───── Record list

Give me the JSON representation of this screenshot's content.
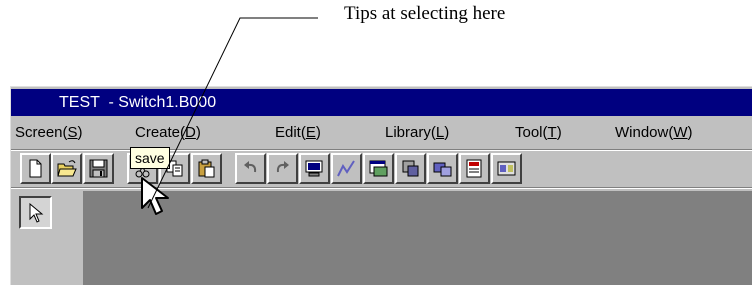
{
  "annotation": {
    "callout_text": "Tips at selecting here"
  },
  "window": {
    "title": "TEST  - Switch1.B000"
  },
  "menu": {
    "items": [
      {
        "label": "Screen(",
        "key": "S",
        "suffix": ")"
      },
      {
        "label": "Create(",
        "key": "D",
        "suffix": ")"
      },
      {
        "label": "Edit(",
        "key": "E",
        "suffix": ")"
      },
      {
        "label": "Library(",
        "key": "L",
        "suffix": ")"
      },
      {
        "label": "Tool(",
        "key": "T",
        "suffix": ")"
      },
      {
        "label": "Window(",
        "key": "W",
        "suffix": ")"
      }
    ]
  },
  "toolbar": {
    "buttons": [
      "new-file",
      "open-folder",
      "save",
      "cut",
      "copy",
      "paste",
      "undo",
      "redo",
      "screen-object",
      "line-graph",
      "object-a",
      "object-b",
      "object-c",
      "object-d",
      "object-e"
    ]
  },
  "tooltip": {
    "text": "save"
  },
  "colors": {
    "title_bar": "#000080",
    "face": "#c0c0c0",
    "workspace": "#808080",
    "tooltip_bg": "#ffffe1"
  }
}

──────────
───── Record list

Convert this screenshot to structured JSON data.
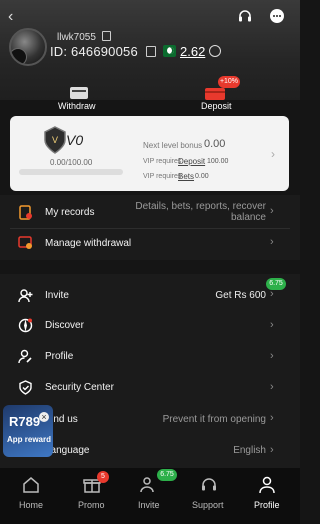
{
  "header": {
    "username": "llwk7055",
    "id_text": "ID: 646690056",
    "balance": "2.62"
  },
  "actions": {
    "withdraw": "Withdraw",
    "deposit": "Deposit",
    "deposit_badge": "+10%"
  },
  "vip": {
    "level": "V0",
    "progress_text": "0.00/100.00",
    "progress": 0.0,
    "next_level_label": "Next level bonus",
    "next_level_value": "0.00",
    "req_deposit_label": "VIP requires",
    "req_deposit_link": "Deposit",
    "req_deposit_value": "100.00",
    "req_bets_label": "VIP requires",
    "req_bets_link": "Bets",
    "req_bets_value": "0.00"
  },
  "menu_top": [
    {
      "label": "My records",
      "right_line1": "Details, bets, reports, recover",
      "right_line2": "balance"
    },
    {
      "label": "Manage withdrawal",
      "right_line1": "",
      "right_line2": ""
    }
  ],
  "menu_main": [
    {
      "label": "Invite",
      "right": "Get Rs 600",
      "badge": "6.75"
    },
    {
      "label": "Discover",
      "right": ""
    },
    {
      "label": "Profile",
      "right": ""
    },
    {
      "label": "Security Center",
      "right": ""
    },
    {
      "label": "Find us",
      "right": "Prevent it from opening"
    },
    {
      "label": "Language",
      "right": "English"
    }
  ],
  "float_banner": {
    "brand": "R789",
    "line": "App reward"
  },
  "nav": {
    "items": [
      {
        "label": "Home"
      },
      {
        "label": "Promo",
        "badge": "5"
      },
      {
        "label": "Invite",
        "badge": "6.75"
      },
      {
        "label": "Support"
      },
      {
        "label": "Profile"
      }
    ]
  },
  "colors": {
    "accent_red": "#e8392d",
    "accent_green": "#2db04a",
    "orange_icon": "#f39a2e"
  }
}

──────────

*Goal*
Search the listing for the string "screenshot". Copy each line where it turns up.

*Complete output*
Give me the JSON representation of this screenshot's content.
Convert this screenshot to structured JSON data.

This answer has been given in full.